Excerpted records:
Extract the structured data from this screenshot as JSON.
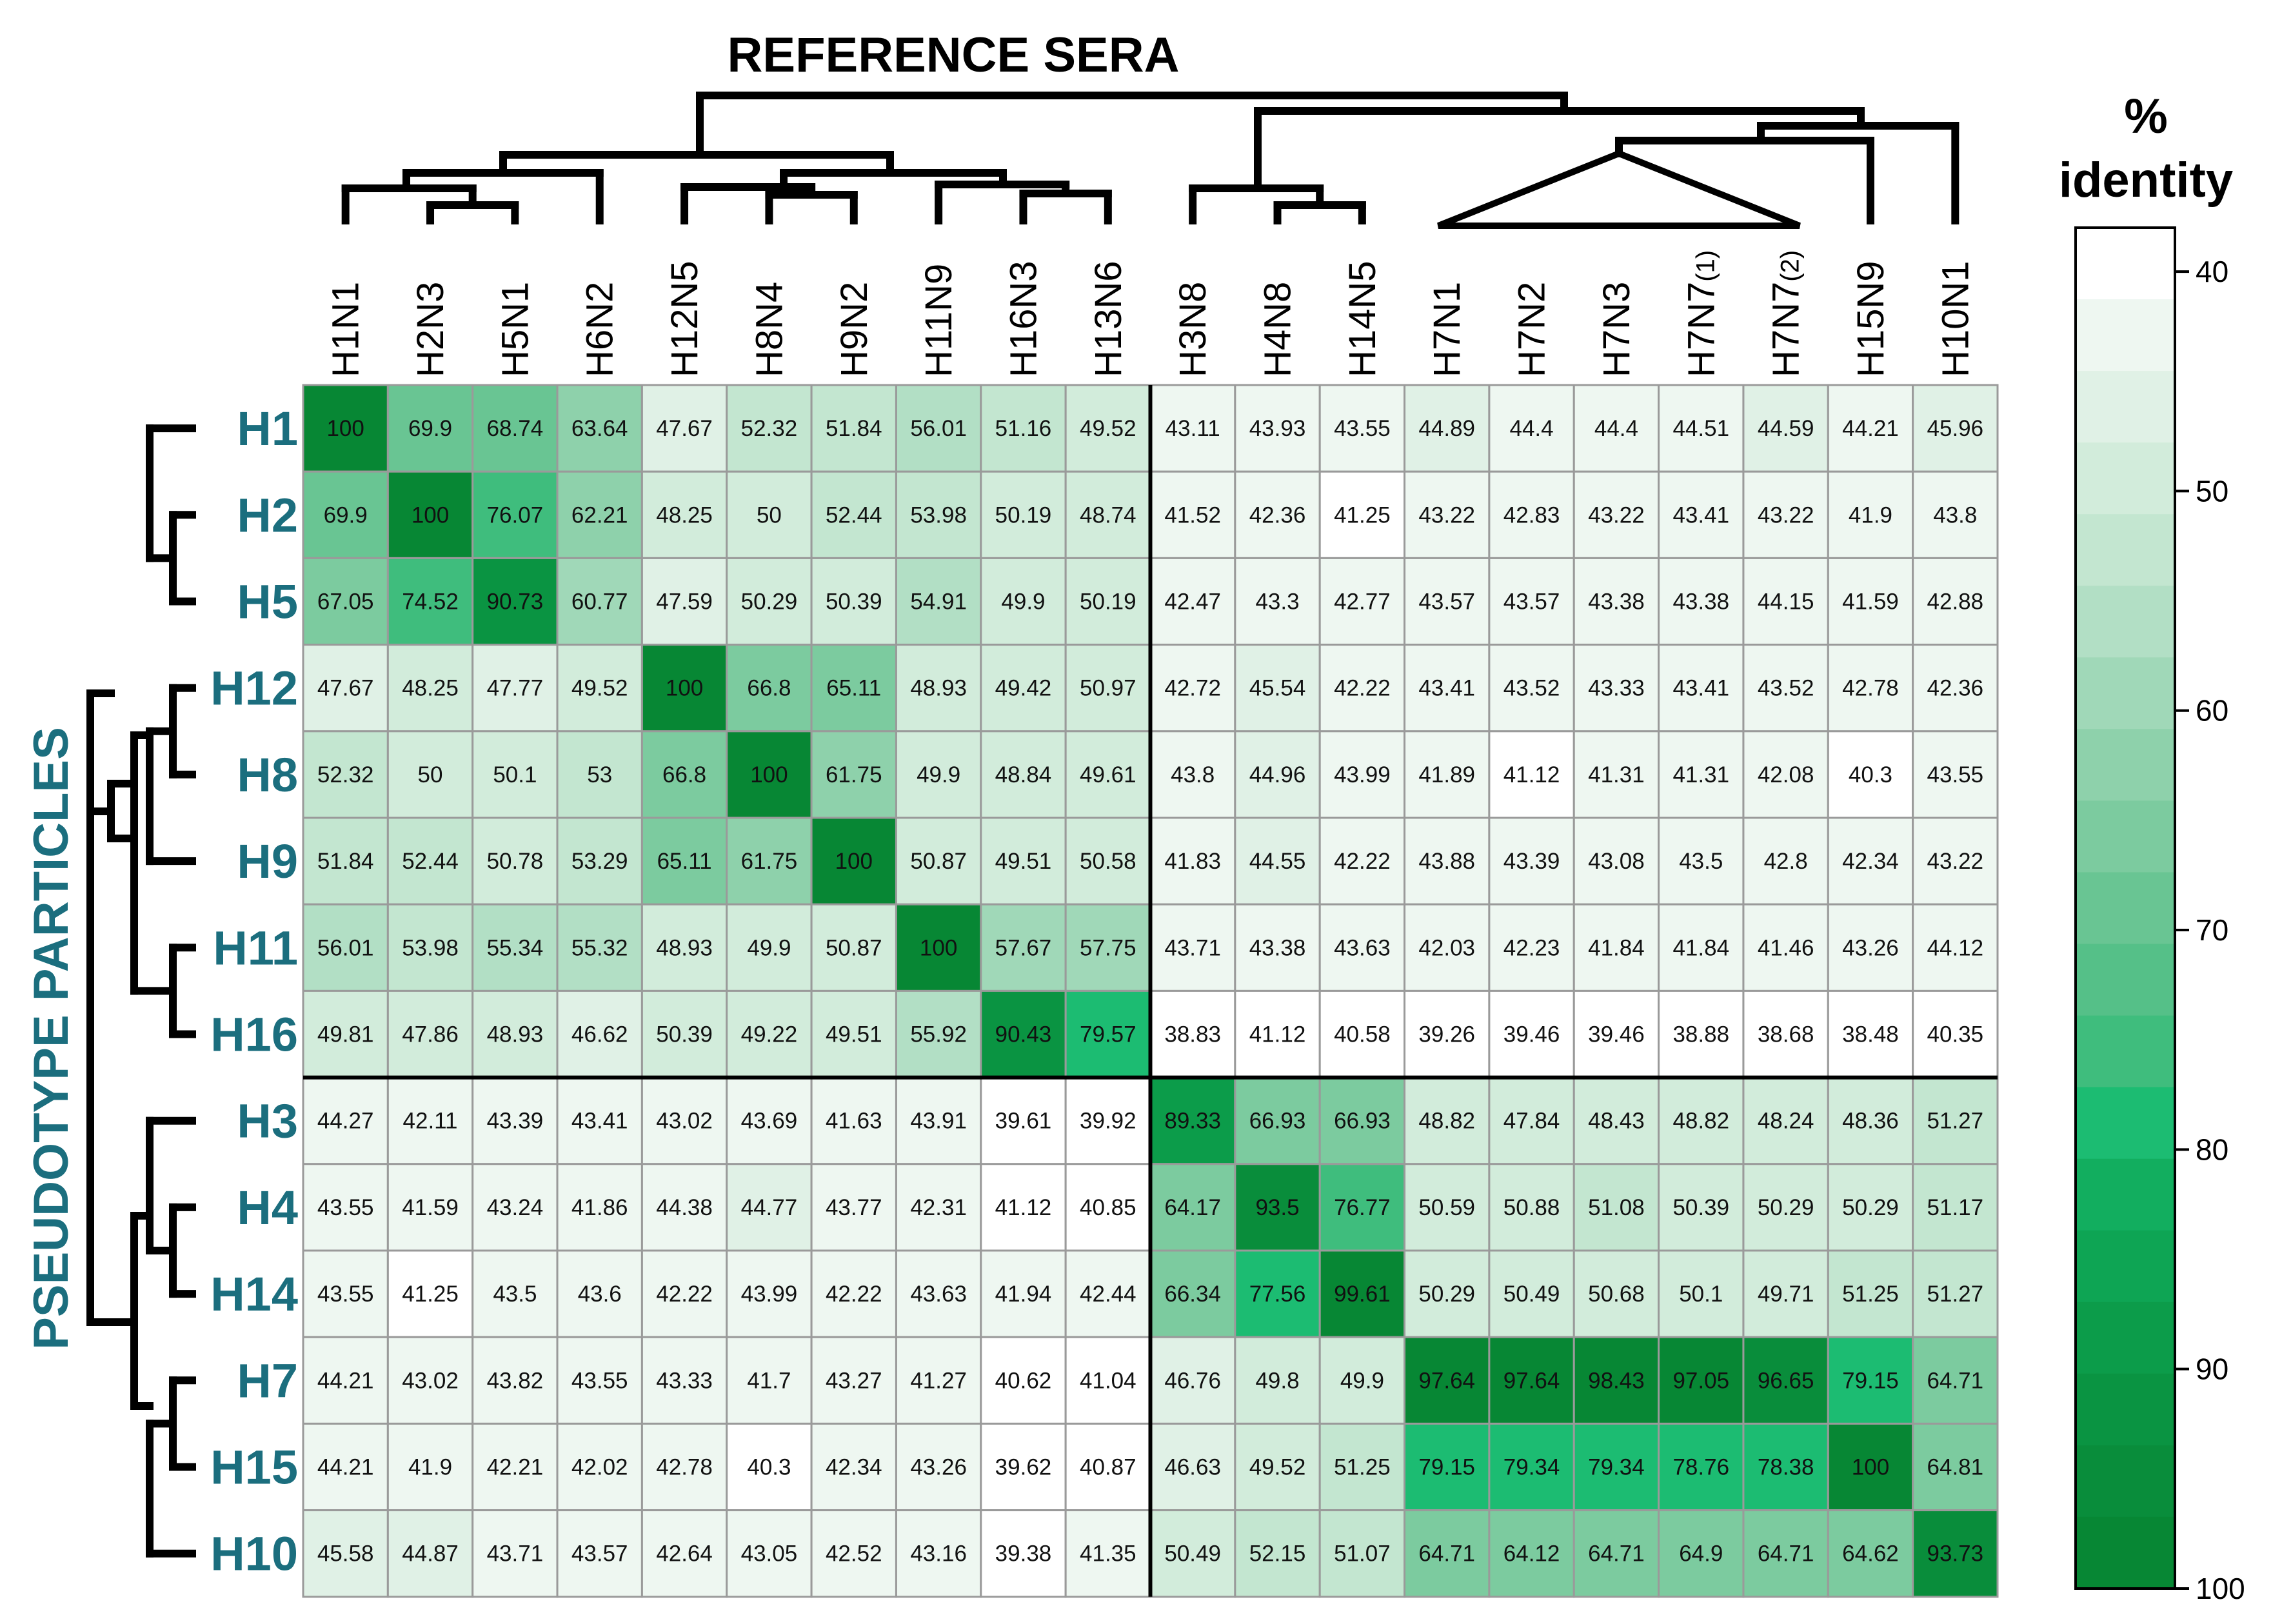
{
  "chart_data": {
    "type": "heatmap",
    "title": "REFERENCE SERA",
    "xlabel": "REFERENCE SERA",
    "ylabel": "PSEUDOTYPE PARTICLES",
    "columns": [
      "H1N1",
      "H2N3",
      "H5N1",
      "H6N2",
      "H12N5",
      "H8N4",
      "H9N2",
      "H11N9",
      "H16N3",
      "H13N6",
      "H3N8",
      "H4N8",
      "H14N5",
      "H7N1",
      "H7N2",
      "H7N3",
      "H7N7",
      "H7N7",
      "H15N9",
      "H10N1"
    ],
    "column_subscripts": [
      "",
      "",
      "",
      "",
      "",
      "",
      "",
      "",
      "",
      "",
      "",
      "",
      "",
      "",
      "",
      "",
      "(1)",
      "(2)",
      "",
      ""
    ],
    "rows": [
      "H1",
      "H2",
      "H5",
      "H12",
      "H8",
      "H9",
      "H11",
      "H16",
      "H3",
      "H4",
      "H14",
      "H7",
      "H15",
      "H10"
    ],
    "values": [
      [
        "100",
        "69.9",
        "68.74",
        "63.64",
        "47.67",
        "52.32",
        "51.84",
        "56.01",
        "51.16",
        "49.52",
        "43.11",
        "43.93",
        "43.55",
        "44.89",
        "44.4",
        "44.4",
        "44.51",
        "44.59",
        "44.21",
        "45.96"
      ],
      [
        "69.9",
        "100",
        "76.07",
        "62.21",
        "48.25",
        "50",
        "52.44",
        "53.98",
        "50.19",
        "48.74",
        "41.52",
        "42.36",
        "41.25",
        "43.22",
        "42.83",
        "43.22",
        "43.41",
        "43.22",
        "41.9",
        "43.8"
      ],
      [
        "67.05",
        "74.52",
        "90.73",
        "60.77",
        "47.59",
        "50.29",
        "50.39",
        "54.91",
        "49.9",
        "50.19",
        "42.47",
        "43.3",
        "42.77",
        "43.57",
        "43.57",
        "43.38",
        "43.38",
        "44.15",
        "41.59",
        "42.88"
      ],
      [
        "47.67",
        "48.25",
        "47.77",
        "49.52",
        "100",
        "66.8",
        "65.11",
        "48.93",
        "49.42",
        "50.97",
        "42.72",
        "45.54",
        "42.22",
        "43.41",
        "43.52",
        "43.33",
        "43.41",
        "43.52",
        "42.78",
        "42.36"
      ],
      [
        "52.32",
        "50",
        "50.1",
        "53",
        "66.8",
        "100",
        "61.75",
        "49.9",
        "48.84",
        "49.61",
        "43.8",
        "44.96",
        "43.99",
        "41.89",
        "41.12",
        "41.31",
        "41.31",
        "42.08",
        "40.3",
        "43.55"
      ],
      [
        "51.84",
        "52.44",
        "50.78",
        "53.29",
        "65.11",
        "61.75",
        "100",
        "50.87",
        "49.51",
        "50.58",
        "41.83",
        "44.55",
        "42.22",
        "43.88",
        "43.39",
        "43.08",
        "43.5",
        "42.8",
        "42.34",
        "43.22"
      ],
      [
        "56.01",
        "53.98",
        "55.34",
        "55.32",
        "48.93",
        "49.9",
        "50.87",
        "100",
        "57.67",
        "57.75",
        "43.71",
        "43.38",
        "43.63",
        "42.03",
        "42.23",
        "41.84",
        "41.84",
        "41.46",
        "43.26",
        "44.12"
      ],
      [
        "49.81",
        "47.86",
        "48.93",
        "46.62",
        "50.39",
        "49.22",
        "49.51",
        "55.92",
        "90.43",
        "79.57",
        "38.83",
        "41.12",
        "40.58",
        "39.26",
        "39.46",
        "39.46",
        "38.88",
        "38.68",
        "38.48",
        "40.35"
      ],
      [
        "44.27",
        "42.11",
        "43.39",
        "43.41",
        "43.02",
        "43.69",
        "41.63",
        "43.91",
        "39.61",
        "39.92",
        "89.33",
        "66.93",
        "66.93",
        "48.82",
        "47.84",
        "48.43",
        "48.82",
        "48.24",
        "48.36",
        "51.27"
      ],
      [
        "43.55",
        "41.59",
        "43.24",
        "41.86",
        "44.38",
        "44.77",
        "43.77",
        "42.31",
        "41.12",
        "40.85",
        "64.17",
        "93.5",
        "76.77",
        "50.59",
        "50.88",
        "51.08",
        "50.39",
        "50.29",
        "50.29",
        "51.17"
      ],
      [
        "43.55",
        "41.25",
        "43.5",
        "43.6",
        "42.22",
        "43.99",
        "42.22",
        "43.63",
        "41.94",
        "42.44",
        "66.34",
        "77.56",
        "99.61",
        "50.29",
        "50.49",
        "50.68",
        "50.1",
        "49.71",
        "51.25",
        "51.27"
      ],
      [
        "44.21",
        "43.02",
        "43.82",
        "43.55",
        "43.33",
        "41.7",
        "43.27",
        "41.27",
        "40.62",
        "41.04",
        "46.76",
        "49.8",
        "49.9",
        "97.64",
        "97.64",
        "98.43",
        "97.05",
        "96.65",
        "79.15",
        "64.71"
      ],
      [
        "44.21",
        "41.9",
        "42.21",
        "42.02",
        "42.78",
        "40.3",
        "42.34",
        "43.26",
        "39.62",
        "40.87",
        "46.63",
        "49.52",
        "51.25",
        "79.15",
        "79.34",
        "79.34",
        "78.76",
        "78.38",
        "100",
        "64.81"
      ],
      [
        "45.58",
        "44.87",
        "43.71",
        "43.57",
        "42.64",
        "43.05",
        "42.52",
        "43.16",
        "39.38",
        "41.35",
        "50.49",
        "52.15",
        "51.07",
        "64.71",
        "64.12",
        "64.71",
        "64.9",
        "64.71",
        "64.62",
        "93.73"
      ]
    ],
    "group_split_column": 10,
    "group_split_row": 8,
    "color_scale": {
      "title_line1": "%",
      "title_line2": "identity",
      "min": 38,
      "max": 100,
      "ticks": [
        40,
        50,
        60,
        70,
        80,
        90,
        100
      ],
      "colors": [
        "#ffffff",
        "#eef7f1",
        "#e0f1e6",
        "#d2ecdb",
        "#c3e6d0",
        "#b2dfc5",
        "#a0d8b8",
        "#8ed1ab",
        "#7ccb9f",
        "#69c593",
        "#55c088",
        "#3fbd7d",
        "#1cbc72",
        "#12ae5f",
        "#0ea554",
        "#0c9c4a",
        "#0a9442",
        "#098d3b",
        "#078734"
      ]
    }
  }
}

What the exercise asks: Reproduce the entries above word for word. Pictures stay out.

Solution to the problem:
Extract the structured data from this screenshot as JSON.
{
  "chart_data": {
    "type": "heatmap",
    "title": "REFERENCE SERA",
    "xlabel": "REFERENCE SERA",
    "ylabel": "PSEUDOTYPE PARTICLES",
    "columns": [
      "H1N1",
      "H2N3",
      "H5N1",
      "H6N2",
      "H12N5",
      "H8N4",
      "H9N2",
      "H11N9",
      "H16N3",
      "H13N6",
      "H3N8",
      "H4N8",
      "H14N5",
      "H7N1",
      "H7N2",
      "H7N3",
      "H7N7",
      "H7N7",
      "H15N9",
      "H10N1"
    ],
    "column_subscripts": [
      "",
      "",
      "",
      "",
      "",
      "",
      "",
      "",
      "",
      "",
      "",
      "",
      "",
      "",
      "",
      "",
      "(1)",
      "(2)",
      "",
      ""
    ],
    "rows": [
      "H1",
      "H2",
      "H5",
      "H12",
      "H8",
      "H9",
      "H11",
      "H16",
      "H3",
      "H4",
      "H14",
      "H7",
      "H15",
      "H10"
    ],
    "values": [
      [
        "100",
        "69.9",
        "68.74",
        "63.64",
        "47.67",
        "52.32",
        "51.84",
        "56.01",
        "51.16",
        "49.52",
        "43.11",
        "43.93",
        "43.55",
        "44.89",
        "44.4",
        "44.4",
        "44.51",
        "44.59",
        "44.21",
        "45.96"
      ],
      [
        "69.9",
        "100",
        "76.07",
        "62.21",
        "48.25",
        "50",
        "52.44",
        "53.98",
        "50.19",
        "48.74",
        "41.52",
        "42.36",
        "41.25",
        "43.22",
        "42.83",
        "43.22",
        "43.41",
        "43.22",
        "41.9",
        "43.8"
      ],
      [
        "67.05",
        "74.52",
        "90.73",
        "60.77",
        "47.59",
        "50.29",
        "50.39",
        "54.91",
        "49.9",
        "50.19",
        "42.47",
        "43.3",
        "42.77",
        "43.57",
        "43.57",
        "43.38",
        "43.38",
        "44.15",
        "41.59",
        "42.88"
      ],
      [
        "47.67",
        "48.25",
        "47.77",
        "49.52",
        "100",
        "66.8",
        "65.11",
        "48.93",
        "49.42",
        "50.97",
        "42.72",
        "45.54",
        "42.22",
        "43.41",
        "43.52",
        "43.33",
        "43.41",
        "43.52",
        "42.78",
        "42.36"
      ],
      [
        "52.32",
        "50",
        "50.1",
        "53",
        "66.8",
        "100",
        "61.75",
        "49.9",
        "48.84",
        "49.61",
        "43.8",
        "44.96",
        "43.99",
        "41.89",
        "41.12",
        "41.31",
        "41.31",
        "42.08",
        "40.3",
        "43.55"
      ],
      [
        "51.84",
        "52.44",
        "50.78",
        "53.29",
        "65.11",
        "61.75",
        "100",
        "50.87",
        "49.51",
        "50.58",
        "41.83",
        "44.55",
        "42.22",
        "43.88",
        "43.39",
        "43.08",
        "43.5",
        "42.8",
        "42.34",
        "43.22"
      ],
      [
        "56.01",
        "53.98",
        "55.34",
        "55.32",
        "48.93",
        "49.9",
        "50.87",
        "100",
        "57.67",
        "57.75",
        "43.71",
        "43.38",
        "43.63",
        "42.03",
        "42.23",
        "41.84",
        "41.84",
        "41.46",
        "43.26",
        "44.12"
      ],
      [
        "49.81",
        "47.86",
        "48.93",
        "46.62",
        "50.39",
        "49.22",
        "49.51",
        "55.92",
        "90.43",
        "79.57",
        "38.83",
        "41.12",
        "40.58",
        "39.26",
        "39.46",
        "39.46",
        "38.88",
        "38.68",
        "38.48",
        "40.35"
      ],
      [
        "44.27",
        "42.11",
        "43.39",
        "43.41",
        "43.02",
        "43.69",
        "41.63",
        "43.91",
        "39.61",
        "39.92",
        "89.33",
        "66.93",
        "66.93",
        "48.82",
        "47.84",
        "48.43",
        "48.82",
        "48.24",
        "48.36",
        "51.27"
      ],
      [
        "43.55",
        "41.59",
        "43.24",
        "41.86",
        "44.38",
        "44.77",
        "43.77",
        "42.31",
        "41.12",
        "40.85",
        "64.17",
        "93.5",
        "76.77",
        "50.59",
        "50.88",
        "51.08",
        "50.39",
        "50.29",
        "50.29",
        "51.17"
      ],
      [
        "43.55",
        "41.25",
        "43.5",
        "43.6",
        "42.22",
        "43.99",
        "42.22",
        "43.63",
        "41.94",
        "42.44",
        "66.34",
        "77.56",
        "99.61",
        "50.29",
        "50.49",
        "50.68",
        "50.1",
        "49.71",
        "51.25",
        "51.27"
      ],
      [
        "44.21",
        "43.02",
        "43.82",
        "43.55",
        "43.33",
        "41.7",
        "43.27",
        "41.27",
        "40.62",
        "41.04",
        "46.76",
        "49.8",
        "49.9",
        "97.64",
        "97.64",
        "98.43",
        "97.05",
        "96.65",
        "79.15",
        "64.71"
      ],
      [
        "44.21",
        "41.9",
        "42.21",
        "42.02",
        "42.78",
        "40.3",
        "42.34",
        "43.26",
        "39.62",
        "40.87",
        "46.63",
        "49.52",
        "51.25",
        "79.15",
        "79.34",
        "79.34",
        "78.76",
        "78.38",
        "100",
        "64.81"
      ],
      [
        "45.58",
        "44.87",
        "43.71",
        "43.57",
        "42.64",
        "43.05",
        "42.52",
        "43.16",
        "39.38",
        "41.35",
        "50.49",
        "52.15",
        "51.07",
        "64.71",
        "64.12",
        "64.71",
        "64.9",
        "64.71",
        "64.62",
        "93.73"
      ]
    ],
    "group_split_column": 10,
    "group_split_row": 8,
    "color_scale": {
      "title_line1": "%",
      "title_line2": "identity",
      "min": 38,
      "max": 100,
      "ticks": [
        40,
        50,
        60,
        70,
        80,
        90,
        100
      ],
      "colors": [
        "#ffffff",
        "#eef7f1",
        "#e0f1e6",
        "#d2ecdb",
        "#c3e6d0",
        "#b2dfc5",
        "#a0d8b8",
        "#8ed1ab",
        "#7ccb9f",
        "#69c593",
        "#55c088",
        "#3fbd7d",
        "#1cbc72",
        "#12ae5f",
        "#0ea554",
        "#0c9c4a",
        "#0a9442",
        "#098d3b",
        "#078734"
      ]
    }
  }
}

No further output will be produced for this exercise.